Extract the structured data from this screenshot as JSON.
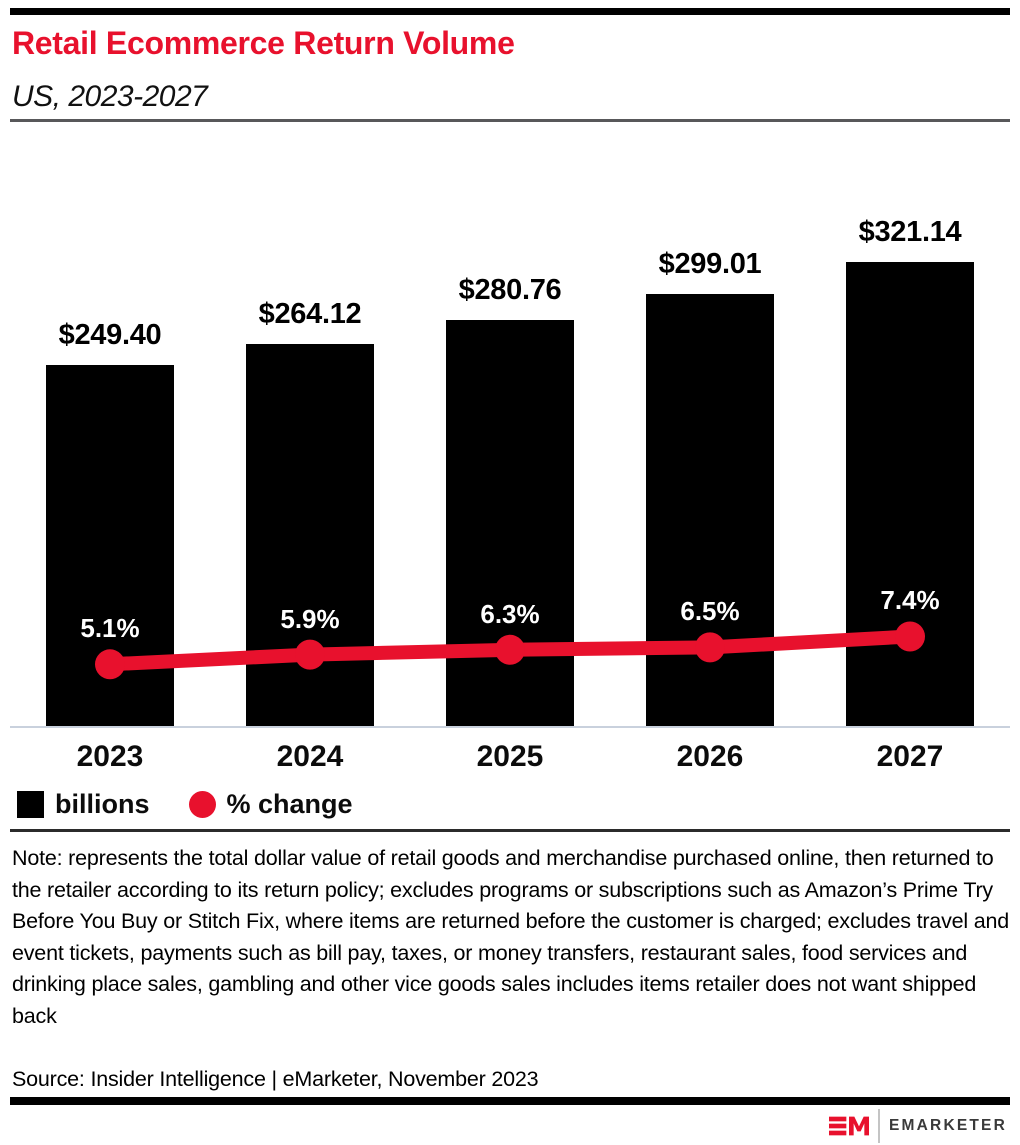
{
  "header": {
    "title": "Retail Ecommerce Return Volume",
    "subtitle": "US, 2023-2027"
  },
  "chart_data": {
    "type": "bar",
    "title": "Retail Ecommerce Return Volume",
    "subtitle": "US, 2023-2027",
    "categories": [
      "2023",
      "2024",
      "2025",
      "2026",
      "2027"
    ],
    "series": [
      {
        "name": "billions",
        "type": "bar",
        "color": "#000000",
        "values": [
          249.4,
          264.12,
          280.76,
          299.01,
          321.14
        ],
        "labels": [
          "$249.40",
          "$264.12",
          "$280.76",
          "$299.01",
          "$321.14"
        ]
      },
      {
        "name": "% change",
        "type": "line",
        "color": "#e8112d",
        "values": [
          5.1,
          5.9,
          6.3,
          6.5,
          7.4
        ],
        "labels": [
          "5.1%",
          "5.9%",
          "6.3%",
          "6.5%",
          "7.4%"
        ]
      }
    ],
    "xlabel": "",
    "ylabel": "",
    "bar_ylim": [
      0,
      365
    ],
    "line_ylim": [
      0,
      43
    ],
    "grid": false,
    "value_axis_visible": false,
    "value_labels_shown": true,
    "legend_position": "bottom-left"
  },
  "legend": {
    "items": [
      {
        "label": "billions",
        "swatch": "square",
        "color": "#000000"
      },
      {
        "label": "% change",
        "swatch": "circle",
        "color": "#e8112d"
      }
    ]
  },
  "note": "Note: represents the total dollar value of retail goods and merchandise purchased online, then returned to the retailer according to its return policy; excludes programs or subscriptions such as Amazon’s Prime Try Before You Buy or Stitch Fix, where items are returned before the customer is charged; excludes travel and event tickets, payments such as bill pay, taxes, or money transfers, restaurant sales, food services and drinking place sales, gambling and other vice goods sales includes items retailer does not want shipped back",
  "source": "Source: Insider Intelligence | eMarketer, November 2023",
  "footer": {
    "logo_text": "EMARKETER"
  },
  "colors": {
    "accent": "#e8112d",
    "bar": "#000000",
    "axis_line": "#c9d1dd",
    "rule_gray": "#58585a",
    "rule_dark": "#2b2b2b"
  }
}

§ **WHAT YOU ARE ASKED TO DO**
Transcribe the listing above verbatim. Omit the pictures.

§ **ANSWER TO THIS PROBLEM**
Extract the structured data from this screenshot as JSON.
{
  "header": {
    "title": "Retail Ecommerce Return Volume",
    "subtitle": "US, 2023-2027"
  },
  "chart_data": {
    "type": "bar",
    "title": "Retail Ecommerce Return Volume",
    "subtitle": "US, 2023-2027",
    "categories": [
      "2023",
      "2024",
      "2025",
      "2026",
      "2027"
    ],
    "series": [
      {
        "name": "billions",
        "type": "bar",
        "color": "#000000",
        "values": [
          249.4,
          264.12,
          280.76,
          299.01,
          321.14
        ],
        "labels": [
          "$249.40",
          "$264.12",
          "$280.76",
          "$299.01",
          "$321.14"
        ]
      },
      {
        "name": "% change",
        "type": "line",
        "color": "#e8112d",
        "values": [
          5.1,
          5.9,
          6.3,
          6.5,
          7.4
        ],
        "labels": [
          "5.1%",
          "5.9%",
          "6.3%",
          "6.5%",
          "7.4%"
        ]
      }
    ],
    "xlabel": "",
    "ylabel": "",
    "bar_ylim": [
      0,
      365
    ],
    "line_ylim": [
      0,
      43
    ],
    "grid": false,
    "value_axis_visible": false,
    "value_labels_shown": true,
    "legend_position": "bottom-left"
  },
  "legend": {
    "items": [
      {
        "label": "billions",
        "swatch": "square",
        "color": "#000000"
      },
      {
        "label": "% change",
        "swatch": "circle",
        "color": "#e8112d"
      }
    ]
  },
  "note": "Note: represents the total dollar value of retail goods and merchandise purchased online, then returned to the retailer according to its return policy; excludes programs or subscriptions such as Amazon’s Prime Try Before You Buy or Stitch Fix, where items are returned before the customer is charged; excludes travel and event tickets, payments such as bill pay, taxes, or money transfers, restaurant sales, food services and drinking place sales, gambling and other vice goods sales includes items retailer does not want shipped back",
  "source": "Source: Insider Intelligence | eMarketer, November 2023",
  "footer": {
    "logo_text": "EMARKETER"
  },
  "colors": {
    "accent": "#e8112d",
    "bar": "#000000",
    "axis_line": "#c9d1dd",
    "rule_gray": "#58585a",
    "rule_dark": "#2b2b2b"
  }
}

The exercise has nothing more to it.